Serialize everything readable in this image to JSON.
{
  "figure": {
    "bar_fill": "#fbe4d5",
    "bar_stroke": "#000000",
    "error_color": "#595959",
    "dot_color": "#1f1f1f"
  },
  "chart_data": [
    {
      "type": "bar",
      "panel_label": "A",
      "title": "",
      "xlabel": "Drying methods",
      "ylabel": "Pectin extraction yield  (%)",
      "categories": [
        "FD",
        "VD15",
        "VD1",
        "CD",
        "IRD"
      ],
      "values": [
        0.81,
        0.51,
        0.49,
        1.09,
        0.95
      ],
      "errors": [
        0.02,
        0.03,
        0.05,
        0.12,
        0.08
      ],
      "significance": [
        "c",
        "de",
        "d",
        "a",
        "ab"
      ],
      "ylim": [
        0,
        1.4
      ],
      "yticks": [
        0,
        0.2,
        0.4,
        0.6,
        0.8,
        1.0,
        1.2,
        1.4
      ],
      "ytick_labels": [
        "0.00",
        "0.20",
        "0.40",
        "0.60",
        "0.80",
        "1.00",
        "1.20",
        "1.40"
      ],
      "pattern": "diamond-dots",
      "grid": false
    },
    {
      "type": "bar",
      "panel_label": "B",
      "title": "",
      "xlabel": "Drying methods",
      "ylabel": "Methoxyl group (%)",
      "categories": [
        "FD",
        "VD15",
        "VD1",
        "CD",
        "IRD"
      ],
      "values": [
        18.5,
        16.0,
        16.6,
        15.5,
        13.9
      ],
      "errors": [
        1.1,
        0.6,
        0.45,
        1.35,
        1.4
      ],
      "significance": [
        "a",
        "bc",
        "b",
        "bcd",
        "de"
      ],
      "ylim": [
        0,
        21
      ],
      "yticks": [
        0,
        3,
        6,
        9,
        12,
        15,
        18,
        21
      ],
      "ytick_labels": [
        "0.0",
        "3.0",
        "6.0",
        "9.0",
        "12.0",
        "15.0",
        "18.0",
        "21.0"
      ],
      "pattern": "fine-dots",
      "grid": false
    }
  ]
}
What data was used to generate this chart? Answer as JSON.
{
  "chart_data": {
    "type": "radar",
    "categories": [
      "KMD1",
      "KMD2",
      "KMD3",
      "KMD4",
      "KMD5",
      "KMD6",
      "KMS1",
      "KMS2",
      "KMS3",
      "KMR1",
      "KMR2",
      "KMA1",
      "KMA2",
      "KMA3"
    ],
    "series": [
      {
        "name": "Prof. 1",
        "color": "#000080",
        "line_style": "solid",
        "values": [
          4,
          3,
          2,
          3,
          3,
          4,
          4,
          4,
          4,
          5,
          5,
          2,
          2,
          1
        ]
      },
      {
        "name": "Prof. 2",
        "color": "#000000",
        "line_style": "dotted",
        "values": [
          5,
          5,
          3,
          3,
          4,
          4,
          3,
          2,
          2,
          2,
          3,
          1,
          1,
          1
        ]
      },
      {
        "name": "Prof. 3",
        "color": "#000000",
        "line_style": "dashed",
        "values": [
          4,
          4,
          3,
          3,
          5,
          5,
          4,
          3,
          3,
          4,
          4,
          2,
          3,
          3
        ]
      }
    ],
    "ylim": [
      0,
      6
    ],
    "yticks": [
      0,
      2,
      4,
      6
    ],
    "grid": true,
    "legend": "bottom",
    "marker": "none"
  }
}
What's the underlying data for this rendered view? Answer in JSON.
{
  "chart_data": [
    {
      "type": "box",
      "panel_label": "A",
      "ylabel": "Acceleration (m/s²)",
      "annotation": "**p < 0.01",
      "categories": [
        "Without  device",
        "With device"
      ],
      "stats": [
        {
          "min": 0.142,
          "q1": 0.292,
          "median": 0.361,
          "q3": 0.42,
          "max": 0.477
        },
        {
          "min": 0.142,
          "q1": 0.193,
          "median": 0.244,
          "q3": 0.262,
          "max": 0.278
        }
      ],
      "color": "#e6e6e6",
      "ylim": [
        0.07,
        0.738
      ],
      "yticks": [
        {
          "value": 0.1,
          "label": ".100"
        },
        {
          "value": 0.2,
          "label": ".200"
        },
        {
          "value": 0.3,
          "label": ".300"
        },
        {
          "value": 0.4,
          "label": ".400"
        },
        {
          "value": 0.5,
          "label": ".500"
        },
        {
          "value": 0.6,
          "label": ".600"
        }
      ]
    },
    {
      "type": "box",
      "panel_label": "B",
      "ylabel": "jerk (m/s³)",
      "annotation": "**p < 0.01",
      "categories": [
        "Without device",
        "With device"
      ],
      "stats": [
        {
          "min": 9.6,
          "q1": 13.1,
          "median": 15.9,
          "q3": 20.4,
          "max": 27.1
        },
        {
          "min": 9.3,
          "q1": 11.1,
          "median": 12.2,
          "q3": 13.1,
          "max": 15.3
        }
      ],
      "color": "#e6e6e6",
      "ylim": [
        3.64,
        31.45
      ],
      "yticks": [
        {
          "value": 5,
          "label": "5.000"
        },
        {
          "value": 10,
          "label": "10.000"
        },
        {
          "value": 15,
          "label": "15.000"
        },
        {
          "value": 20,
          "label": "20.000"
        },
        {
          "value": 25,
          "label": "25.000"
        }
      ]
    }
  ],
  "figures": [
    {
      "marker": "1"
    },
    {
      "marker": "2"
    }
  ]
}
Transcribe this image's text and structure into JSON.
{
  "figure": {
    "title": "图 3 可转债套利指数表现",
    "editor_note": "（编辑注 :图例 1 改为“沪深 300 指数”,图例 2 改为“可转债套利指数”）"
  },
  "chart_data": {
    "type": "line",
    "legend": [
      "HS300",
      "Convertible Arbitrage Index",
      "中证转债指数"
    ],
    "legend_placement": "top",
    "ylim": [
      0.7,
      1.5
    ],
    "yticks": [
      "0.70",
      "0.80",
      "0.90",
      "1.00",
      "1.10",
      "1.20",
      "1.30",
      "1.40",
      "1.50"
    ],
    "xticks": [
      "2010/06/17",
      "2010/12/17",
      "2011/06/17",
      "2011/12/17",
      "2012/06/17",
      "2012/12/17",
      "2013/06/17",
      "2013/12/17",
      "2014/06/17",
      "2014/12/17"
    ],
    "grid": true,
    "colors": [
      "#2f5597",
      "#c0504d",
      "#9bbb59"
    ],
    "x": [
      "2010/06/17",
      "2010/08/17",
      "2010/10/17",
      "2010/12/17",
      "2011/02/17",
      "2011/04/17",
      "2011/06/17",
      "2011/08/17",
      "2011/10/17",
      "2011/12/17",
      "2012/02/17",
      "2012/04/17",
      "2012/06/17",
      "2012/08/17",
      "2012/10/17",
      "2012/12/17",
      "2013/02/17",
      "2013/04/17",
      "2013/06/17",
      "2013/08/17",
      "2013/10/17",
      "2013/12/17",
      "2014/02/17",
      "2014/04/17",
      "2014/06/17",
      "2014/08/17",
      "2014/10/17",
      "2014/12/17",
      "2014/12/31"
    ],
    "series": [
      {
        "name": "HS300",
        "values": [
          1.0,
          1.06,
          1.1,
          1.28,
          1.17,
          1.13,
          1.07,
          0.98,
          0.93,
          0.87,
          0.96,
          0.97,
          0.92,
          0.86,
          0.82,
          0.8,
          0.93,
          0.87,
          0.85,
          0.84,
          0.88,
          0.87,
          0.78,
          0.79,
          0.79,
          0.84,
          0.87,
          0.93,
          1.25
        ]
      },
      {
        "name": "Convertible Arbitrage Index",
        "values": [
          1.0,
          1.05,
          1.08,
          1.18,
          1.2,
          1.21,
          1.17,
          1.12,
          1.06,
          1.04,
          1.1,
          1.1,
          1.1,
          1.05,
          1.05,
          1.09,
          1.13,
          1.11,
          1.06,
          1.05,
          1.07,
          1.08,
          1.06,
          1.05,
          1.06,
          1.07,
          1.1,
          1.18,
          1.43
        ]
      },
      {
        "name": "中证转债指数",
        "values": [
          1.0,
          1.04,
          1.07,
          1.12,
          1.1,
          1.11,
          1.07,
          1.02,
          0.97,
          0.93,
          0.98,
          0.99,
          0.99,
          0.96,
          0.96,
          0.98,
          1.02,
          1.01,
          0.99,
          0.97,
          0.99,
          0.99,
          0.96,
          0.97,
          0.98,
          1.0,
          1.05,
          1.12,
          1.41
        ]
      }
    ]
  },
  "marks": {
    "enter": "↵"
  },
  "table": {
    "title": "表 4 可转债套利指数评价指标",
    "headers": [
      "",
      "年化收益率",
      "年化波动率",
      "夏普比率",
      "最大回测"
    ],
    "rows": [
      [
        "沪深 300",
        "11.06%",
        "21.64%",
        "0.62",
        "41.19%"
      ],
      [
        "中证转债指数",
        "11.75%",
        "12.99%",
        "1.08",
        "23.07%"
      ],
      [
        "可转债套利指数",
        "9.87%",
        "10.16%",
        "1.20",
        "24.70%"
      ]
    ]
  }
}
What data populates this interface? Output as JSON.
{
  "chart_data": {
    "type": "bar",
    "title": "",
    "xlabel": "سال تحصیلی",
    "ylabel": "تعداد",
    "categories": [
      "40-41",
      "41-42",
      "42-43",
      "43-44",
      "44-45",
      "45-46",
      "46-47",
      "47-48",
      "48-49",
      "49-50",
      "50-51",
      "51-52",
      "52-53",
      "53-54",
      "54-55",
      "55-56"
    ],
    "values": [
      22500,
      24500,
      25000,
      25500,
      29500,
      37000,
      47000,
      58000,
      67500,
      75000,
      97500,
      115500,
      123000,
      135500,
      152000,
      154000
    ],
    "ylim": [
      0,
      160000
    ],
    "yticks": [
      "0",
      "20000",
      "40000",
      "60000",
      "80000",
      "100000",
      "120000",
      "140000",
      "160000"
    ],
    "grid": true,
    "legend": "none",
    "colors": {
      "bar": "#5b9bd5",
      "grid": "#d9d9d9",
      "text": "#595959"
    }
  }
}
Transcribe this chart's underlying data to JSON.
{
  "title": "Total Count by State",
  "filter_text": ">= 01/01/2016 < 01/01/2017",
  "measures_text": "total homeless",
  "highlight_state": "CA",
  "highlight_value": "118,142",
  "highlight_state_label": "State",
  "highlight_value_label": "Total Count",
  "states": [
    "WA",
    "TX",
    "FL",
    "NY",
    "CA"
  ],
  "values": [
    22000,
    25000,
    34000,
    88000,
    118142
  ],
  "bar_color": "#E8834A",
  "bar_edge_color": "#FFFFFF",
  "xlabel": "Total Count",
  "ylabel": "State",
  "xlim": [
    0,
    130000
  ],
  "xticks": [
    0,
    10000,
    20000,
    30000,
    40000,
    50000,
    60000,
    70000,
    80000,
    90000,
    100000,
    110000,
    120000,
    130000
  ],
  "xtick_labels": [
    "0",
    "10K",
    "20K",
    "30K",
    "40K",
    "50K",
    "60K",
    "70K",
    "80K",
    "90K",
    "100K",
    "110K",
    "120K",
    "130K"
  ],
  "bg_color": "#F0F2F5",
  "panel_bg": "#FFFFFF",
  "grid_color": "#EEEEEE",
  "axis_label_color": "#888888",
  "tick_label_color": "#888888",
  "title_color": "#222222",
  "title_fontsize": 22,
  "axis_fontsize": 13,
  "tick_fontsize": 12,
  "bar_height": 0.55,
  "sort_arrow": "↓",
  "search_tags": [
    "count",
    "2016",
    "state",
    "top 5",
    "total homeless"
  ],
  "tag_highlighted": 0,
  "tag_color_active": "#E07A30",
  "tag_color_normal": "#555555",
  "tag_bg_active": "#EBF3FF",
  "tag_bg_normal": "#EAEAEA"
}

_ _ _ _

* _What you will do_:
Find the line containing "Transcribe this chart's" in the material above. Print it and every line after it through the end, exactly and only those.

* _Full output_:
Transcribe this chart's underlying data to JSON.
{
  "title": "Total Count by State",
  "filter_text": ">= 01/01/2016 < 01/01/2017",
  "measures_text": "total homeless",
  "highlight_state": "CA",
  "highlight_value": "118,142",
  "highlight_state_label": "State",
  "highlight_value_label": "Total Count",
  "states": [
    "WA",
    "TX",
    "FL",
    "NY",
    "CA"
  ],
  "values": [
    22000,
    25000,
    34000,
    88000,
    118142
  ],
  "bar_color": "#E8834A",
  "bar_edge_color": "#FFFFFF",
  "xlabel": "Total Count",
  "ylabel": "State",
  "xlim": [
    0,
    130000
  ],
  "xticks": [
    0,
    10000,
    20000,
    30000,
    40000,
    50000,
    60000,
    70000,
    80000,
    90000,
    100000,
    110000,
    120000,
    130000
  ],
  "xtick_labels": [
    "0",
    "10K",
    "20K",
    "30K",
    "40K",
    "50K",
    "60K",
    "70K",
    "80K",
    "90K",
    "100K",
    "110K",
    "120K",
    "130K"
  ],
  "bg_color": "#F0F2F5",
  "panel_bg": "#FFFFFF",
  "grid_color": "#EEEEEE",
  "axis_label_color": "#888888",
  "tick_label_color": "#888888",
  "title_color": "#222222",
  "title_fontsize": 22,
  "axis_fontsize": 13,
  "tick_fontsize": 12,
  "bar_height": 0.55,
  "sort_arrow": "↓",
  "search_tags": [
    "count",
    "2016",
    "state",
    "top 5",
    "total homeless"
  ],
  "tag_highlighted": 0,
  "tag_color_active": "#E07A30",
  "tag_color_normal": "#555555",
  "tag_bg_active": "#EBF3FF",
  "tag_bg_normal": "#EAEAEA"
}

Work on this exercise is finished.